## [What you have to do]
Report each line of the data that has "allt" somewhere in it.

════════

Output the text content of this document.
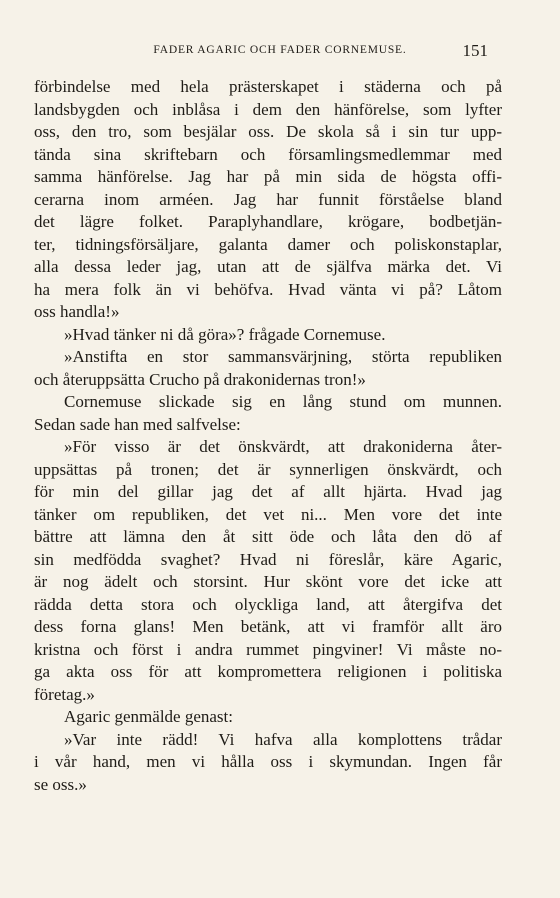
FADER AGARIC OCH FADER CORNEMUSE.	151
förbindelse med hela prästerskapet i städerna och på
landsbygden och inblåsa i dem den hänförelse, som lyfter
oss, den tro, som besjälar oss. De skola så i sin tur upp-
tända sina skriftebarn och församlingsmedlemmar med
samma hänförelse. Jag har på min sida de högsta offi-
cerarna inom arméen. Jag har funnit förståelse bland
det lägre folket. Paraplyhandlare, krögare, bodbetjän-
ter, tidningsförsäljare, galanta damer och poliskonstaplar,
alla dessa leder jag, utan att de själfva märka det. Vi
ha mera folk än vi behöfva. Hvad vänta vi på? Låtom
oss handla!»
»Hvad tänker ni då göra»? frågade Cornemuse.
»Anstifta en stor sammansvärjning, störta republiken
och återuppsätta Crucho på drakonidernas tron!»
Cornemuse slickade sig en lång stund om munnen.
Sedan sade han med salfvelse:
»För visso är det önskvärdt, att drakoniderna åter-
uppsättas på tronen; det är synnerligen önskvärdt, och
för min del gillar jag det af allt hjärta. Hvad jag
tänker om republiken, det vet ni... Men vore det inte
bättre att lämna den åt sitt öde och låta den dö af
sin medfödda svaghet? Hvad ni föreslår, käre Agaric,
är nog ädelt och storsint. Hur skönt vore det icke att
rädda detta stora och olyckliga land, att återgifva det
dess forna glans! Men betänk, att vi framför allt äro
kristna och först i andra rummet pingviner! Vi måste no-
ga akta oss för att kompromettera religionen i politiska
företag.»
Agaric genmälde genast:
»Var inte rädd! Vi hafva alla komplottens trådar
i vår hand, men vi hålla oss i skymundan. Ingen får
se oss.»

════════

## [Result]
för min del gillar jag det af allt hjärta. Hvad jag
dess forna glans! Men betänk, att vi framför allt äro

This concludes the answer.